(Figure content listings)
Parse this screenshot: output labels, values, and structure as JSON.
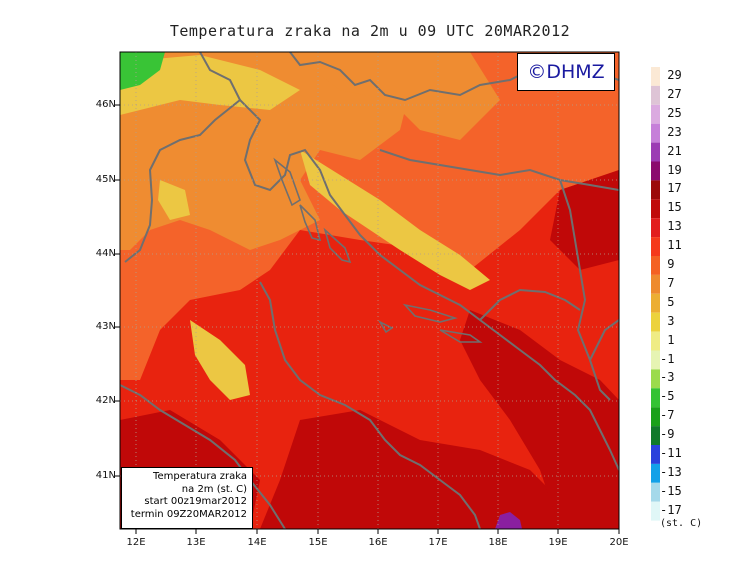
{
  "title": "Temperatura zraka na 2m u 09 UTC 20MAR2012",
  "brand": "©DHMZ",
  "info_box": {
    "line1": "Temperatura zraka",
    "line2": "na 2m (st. C)",
    "line3": "start 00z19mar2012",
    "line4": "termin 09Z20MAR2012"
  },
  "latitude_labels": [
    "46N",
    "45N",
    "44N",
    "43N",
    "42N",
    "41N"
  ],
  "longitude_labels": [
    "12E",
    "13E",
    "14E",
    "15E",
    "16E",
    "17E",
    "18E",
    "19E",
    "20E"
  ],
  "colorbar": {
    "unit": "(st. C)",
    "labels": [
      "29",
      "27",
      "25",
      "23",
      "21",
      "19",
      "17",
      "15",
      "13",
      "11",
      "9",
      "7",
      "5",
      "3",
      "1",
      "-1",
      "-3",
      "-5",
      "-7",
      "-9",
      "-11",
      "-13",
      "-15",
      "-17"
    ],
    "colors": [
      "#fbe9d5",
      "#dec4d6",
      "#dbaae0",
      "#c67fd9",
      "#9c3cb4",
      "#8b0a6e",
      "#9c0a0a",
      "#c00a0a",
      "#e21d1d",
      "#f53a1b",
      "#f46122",
      "#ee8a2e",
      "#ecae33",
      "#ecd23d",
      "#efec84",
      "#e6f4b3",
      "#9bdb4d",
      "#34c334",
      "#19a119",
      "#107a2a",
      "#2a41dc",
      "#13a1e8",
      "#a5d9ea",
      "#e0f7f7"
    ]
  },
  "map": {
    "region": "Adriatic",
    "grid_lines": "dotted",
    "colors": {
      "warm_bg": "#e8230f",
      "orange": "#f4632a",
      "light_orange": "#ef8c31",
      "yellow": "#ecc743",
      "dark_red": "#c00808",
      "green": "#39c436",
      "purple": "#8a1fa0",
      "coast": "#6f6f6f"
    }
  }
}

* **WORK INSTRUCTIONS**:
Lines in the records that hold the word "zraka" are to be counted; give only the total.

* **EXERCISE ANSWER**:
2